[JOB]:
From the listing below, count the lines where the string "sources" occurs. Give the number, with no other words.

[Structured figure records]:

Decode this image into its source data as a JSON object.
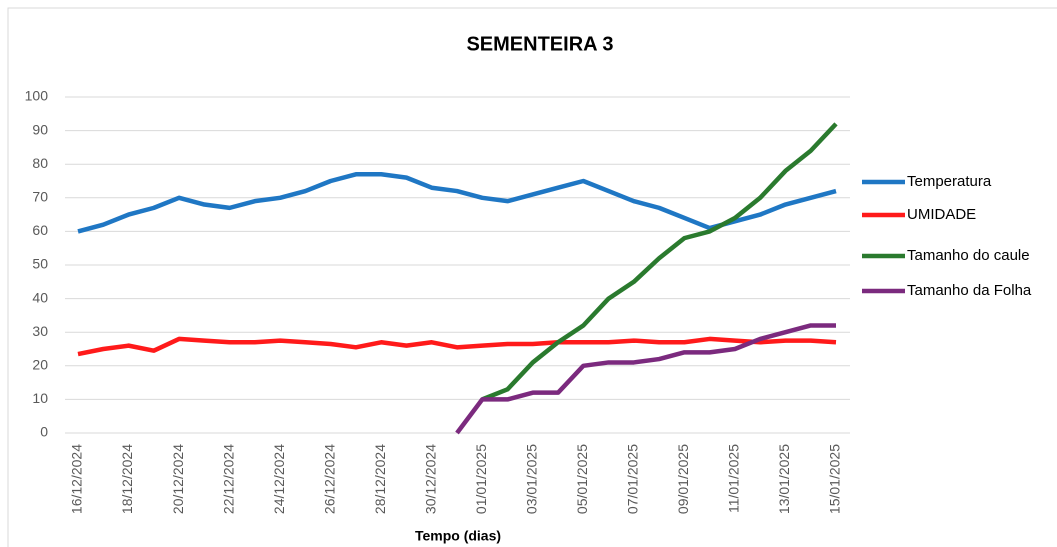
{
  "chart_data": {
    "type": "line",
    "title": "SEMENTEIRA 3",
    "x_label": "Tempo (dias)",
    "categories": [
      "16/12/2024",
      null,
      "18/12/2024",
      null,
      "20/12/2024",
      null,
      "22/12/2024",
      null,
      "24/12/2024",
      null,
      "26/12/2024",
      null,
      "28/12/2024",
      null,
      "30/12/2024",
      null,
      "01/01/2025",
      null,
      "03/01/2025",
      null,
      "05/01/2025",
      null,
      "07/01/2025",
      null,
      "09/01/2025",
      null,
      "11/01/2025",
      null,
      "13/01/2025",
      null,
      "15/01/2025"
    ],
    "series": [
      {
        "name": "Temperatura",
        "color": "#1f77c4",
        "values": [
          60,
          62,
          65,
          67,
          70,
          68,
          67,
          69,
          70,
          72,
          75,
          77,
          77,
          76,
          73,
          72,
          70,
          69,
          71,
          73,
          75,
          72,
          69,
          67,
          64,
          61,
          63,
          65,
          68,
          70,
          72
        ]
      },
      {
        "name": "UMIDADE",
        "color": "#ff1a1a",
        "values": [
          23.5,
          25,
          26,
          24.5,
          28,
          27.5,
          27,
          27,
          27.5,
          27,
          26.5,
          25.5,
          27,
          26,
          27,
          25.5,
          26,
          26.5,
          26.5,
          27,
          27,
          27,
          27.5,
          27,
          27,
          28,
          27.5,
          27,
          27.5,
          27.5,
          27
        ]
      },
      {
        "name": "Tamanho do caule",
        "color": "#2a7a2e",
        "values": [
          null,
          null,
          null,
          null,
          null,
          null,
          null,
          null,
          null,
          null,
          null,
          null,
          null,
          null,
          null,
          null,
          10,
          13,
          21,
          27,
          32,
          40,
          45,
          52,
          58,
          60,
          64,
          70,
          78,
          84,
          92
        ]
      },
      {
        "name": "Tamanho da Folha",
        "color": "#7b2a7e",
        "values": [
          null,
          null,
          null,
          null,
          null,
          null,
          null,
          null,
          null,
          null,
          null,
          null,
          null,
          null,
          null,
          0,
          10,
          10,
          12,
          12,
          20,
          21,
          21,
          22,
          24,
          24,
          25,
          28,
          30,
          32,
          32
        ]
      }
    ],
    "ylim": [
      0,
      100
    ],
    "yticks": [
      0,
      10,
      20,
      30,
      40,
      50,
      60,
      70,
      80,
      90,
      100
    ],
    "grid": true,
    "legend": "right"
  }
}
...
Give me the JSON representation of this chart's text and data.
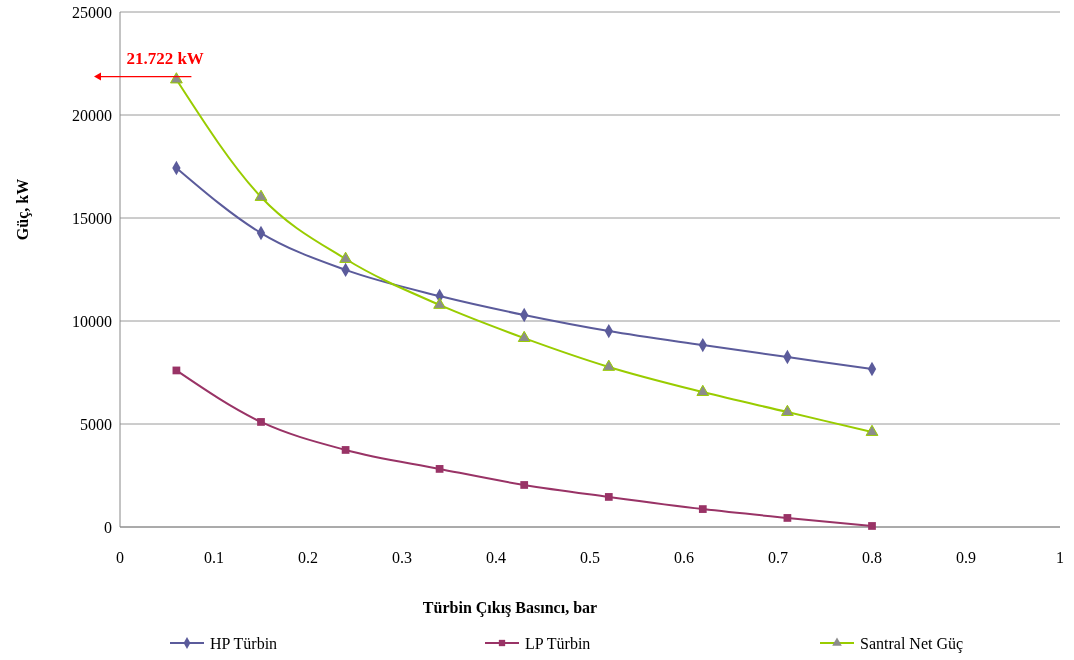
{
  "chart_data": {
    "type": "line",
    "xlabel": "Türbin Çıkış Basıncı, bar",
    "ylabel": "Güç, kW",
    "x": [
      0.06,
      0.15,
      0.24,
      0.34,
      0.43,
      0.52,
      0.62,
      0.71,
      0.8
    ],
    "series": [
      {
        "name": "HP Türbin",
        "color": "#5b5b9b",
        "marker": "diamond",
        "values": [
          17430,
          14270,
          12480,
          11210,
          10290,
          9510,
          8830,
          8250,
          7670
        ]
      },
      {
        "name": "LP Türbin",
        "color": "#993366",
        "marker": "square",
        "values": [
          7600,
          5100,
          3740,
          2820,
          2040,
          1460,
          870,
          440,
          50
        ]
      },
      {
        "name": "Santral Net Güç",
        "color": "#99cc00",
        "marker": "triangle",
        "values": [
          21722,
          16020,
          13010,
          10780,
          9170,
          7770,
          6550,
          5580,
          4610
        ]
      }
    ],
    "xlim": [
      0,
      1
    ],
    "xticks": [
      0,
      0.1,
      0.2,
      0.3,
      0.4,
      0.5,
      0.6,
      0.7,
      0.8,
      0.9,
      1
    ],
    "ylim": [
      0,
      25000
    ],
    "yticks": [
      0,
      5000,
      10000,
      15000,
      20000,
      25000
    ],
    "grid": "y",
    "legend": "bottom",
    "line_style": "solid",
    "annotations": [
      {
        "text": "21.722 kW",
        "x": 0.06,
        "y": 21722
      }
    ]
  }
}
* * *
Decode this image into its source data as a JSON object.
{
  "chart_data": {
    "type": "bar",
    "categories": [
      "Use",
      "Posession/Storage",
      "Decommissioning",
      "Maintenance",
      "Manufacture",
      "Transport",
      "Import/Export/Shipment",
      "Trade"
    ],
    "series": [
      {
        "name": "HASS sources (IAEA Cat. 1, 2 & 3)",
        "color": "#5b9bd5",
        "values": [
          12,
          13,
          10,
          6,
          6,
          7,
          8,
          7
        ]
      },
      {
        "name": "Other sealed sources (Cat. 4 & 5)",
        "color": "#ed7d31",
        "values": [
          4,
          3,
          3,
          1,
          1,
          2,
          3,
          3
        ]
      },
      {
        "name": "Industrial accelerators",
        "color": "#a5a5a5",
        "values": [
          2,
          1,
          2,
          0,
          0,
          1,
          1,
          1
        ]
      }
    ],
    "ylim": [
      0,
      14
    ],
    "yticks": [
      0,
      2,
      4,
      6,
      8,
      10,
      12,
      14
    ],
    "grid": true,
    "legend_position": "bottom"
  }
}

[WRITTEN ANSWER]:
2